> [RECORDS FOR THIS EXERCISE]:
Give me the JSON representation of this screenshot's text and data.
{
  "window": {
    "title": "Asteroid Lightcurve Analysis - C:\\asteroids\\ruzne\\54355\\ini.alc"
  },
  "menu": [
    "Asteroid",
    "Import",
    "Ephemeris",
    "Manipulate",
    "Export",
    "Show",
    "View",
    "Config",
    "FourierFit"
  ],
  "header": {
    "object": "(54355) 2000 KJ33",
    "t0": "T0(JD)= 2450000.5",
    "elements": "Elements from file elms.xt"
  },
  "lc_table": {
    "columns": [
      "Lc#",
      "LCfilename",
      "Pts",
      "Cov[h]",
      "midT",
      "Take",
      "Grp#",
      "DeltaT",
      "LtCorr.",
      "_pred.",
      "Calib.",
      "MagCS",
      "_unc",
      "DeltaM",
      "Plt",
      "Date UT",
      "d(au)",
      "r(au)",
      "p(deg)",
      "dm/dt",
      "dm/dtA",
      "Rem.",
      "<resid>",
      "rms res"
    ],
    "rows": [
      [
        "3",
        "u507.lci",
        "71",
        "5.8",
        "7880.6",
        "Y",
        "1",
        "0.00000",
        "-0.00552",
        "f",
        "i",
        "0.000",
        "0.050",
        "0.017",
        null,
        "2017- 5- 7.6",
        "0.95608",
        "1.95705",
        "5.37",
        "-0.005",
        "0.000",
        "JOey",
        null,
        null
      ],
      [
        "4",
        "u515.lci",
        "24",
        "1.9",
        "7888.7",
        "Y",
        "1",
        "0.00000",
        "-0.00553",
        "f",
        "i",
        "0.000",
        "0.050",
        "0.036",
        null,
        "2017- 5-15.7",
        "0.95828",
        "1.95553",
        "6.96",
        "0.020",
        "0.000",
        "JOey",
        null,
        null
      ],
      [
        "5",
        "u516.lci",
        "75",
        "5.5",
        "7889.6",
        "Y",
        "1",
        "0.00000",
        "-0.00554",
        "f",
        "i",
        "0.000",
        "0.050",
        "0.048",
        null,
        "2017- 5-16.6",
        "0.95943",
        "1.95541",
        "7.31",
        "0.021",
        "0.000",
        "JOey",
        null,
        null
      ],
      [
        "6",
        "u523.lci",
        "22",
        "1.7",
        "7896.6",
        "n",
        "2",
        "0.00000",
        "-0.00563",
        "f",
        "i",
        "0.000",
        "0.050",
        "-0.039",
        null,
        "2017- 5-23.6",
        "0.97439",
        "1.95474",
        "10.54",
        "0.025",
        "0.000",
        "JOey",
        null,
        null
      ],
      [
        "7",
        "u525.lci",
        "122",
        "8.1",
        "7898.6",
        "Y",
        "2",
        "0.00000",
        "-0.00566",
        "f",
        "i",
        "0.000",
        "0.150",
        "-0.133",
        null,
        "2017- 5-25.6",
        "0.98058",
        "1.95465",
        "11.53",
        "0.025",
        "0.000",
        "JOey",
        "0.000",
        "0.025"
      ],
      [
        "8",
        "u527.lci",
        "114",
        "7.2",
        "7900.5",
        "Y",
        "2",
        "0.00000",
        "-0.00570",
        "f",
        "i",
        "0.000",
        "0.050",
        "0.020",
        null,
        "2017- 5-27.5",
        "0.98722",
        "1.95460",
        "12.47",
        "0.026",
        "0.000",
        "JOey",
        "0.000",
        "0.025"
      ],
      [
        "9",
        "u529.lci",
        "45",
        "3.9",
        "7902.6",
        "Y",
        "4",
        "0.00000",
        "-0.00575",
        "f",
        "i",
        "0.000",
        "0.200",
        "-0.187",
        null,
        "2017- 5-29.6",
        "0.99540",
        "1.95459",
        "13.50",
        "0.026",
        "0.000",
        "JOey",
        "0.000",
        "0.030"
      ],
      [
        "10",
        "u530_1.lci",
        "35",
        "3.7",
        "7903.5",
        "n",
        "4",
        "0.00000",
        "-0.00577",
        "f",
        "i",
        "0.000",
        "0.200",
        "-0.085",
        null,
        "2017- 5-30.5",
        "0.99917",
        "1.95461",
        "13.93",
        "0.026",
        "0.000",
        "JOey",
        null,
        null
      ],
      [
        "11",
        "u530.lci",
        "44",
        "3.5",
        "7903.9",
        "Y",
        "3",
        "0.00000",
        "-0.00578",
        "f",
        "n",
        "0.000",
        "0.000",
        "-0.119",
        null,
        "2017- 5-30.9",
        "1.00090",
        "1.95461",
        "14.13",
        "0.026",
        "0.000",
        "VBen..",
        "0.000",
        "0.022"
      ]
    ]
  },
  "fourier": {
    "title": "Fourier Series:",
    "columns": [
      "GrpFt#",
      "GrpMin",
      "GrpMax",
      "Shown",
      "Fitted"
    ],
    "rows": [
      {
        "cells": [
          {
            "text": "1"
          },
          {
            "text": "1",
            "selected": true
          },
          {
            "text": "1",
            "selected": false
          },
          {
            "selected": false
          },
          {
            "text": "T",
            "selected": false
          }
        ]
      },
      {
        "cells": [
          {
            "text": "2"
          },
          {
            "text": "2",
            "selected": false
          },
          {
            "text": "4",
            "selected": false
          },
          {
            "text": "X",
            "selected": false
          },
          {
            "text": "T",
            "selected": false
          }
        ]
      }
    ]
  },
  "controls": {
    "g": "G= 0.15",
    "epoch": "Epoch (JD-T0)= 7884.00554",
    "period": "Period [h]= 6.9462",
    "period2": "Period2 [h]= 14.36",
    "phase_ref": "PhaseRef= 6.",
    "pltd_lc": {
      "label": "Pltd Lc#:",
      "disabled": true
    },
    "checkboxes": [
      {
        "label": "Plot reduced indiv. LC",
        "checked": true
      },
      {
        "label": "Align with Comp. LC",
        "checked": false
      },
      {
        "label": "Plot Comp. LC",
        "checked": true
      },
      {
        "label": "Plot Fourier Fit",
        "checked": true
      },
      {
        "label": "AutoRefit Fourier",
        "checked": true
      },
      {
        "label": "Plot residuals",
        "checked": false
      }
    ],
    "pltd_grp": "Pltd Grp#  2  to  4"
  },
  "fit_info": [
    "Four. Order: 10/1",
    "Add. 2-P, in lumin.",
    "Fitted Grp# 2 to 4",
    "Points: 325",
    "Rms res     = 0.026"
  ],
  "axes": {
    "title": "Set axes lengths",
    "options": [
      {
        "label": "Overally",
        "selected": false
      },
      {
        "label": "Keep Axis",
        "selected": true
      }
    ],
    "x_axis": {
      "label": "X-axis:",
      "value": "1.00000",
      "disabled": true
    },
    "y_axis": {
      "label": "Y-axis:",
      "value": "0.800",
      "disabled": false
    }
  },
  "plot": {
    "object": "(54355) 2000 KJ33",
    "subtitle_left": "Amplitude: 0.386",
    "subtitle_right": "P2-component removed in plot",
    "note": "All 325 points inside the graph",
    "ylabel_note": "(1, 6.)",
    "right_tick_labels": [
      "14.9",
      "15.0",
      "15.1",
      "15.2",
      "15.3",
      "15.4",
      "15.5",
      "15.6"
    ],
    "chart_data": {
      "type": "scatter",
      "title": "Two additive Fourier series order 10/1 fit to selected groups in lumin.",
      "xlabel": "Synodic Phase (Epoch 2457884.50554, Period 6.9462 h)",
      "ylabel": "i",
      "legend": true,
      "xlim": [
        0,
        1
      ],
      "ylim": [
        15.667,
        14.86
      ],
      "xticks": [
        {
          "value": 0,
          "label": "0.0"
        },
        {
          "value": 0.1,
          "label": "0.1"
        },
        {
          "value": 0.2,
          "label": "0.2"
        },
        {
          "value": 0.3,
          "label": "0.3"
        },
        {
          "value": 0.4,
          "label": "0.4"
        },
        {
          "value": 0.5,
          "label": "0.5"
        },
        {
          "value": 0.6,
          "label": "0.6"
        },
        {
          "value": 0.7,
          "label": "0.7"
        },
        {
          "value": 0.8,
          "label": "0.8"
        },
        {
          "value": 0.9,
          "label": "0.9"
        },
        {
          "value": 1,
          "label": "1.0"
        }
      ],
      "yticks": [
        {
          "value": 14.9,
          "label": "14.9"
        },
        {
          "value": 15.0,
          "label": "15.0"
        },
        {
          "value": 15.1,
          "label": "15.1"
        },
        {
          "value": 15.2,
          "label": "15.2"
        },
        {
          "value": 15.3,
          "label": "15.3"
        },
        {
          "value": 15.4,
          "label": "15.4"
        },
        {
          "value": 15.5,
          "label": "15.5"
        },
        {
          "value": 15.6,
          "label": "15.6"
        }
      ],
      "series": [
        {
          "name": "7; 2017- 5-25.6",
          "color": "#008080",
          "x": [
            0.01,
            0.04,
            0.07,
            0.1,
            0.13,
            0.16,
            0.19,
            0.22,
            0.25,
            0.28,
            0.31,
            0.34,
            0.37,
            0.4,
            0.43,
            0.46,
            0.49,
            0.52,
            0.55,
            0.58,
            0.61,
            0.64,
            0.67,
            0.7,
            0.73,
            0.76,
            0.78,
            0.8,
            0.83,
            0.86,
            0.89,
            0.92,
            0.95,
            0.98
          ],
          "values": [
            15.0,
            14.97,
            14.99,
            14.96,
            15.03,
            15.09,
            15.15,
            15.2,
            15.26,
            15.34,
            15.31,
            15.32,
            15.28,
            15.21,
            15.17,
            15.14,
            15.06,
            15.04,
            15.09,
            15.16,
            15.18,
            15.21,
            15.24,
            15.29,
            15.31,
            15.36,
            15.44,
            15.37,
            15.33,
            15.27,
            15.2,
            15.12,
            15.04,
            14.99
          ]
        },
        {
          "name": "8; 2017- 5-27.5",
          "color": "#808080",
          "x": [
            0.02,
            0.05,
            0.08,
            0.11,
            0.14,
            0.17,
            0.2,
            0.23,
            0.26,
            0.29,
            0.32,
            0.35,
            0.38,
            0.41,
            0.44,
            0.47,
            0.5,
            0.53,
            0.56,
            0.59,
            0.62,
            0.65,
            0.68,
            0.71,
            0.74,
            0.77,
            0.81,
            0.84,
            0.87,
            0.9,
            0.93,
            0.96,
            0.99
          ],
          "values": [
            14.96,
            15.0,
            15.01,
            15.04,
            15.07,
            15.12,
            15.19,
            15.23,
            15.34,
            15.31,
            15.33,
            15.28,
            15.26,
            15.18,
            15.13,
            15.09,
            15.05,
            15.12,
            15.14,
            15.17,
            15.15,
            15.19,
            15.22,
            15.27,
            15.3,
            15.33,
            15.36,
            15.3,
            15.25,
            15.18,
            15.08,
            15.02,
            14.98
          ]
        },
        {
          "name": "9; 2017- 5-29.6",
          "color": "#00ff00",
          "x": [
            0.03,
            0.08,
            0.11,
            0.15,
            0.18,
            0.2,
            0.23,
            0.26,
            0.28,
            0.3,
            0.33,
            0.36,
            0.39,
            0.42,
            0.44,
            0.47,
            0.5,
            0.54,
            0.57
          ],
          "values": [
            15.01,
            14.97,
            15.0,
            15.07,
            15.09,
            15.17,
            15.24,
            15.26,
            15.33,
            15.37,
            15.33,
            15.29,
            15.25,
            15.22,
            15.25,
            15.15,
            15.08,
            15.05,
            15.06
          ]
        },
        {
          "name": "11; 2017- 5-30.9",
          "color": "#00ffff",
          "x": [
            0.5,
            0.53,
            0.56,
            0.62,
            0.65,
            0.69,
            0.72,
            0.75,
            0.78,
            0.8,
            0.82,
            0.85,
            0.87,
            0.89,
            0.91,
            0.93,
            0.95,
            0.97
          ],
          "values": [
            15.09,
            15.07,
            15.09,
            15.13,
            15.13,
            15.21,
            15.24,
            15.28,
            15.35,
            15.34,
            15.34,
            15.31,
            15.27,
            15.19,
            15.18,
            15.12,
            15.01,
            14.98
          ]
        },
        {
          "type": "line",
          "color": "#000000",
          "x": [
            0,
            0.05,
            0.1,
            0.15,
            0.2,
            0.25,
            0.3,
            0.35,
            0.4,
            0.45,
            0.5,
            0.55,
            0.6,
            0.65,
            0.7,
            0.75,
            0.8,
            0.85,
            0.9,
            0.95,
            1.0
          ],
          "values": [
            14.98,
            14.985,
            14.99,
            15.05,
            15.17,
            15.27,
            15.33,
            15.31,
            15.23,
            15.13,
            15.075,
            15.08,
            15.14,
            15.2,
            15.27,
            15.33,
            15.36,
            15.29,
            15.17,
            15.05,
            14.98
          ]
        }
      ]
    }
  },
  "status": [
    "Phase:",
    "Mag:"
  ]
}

> [WRITTEN INSTRUCTION]:
Take every line from the records above that has the word "color" and copy it.

> [EXERCISE ANSWER]:
          "color": "#008080",
          "color": "#808080",
          "color": "#00ff00",
          "color": "#00ffff",
          "color": "#000000",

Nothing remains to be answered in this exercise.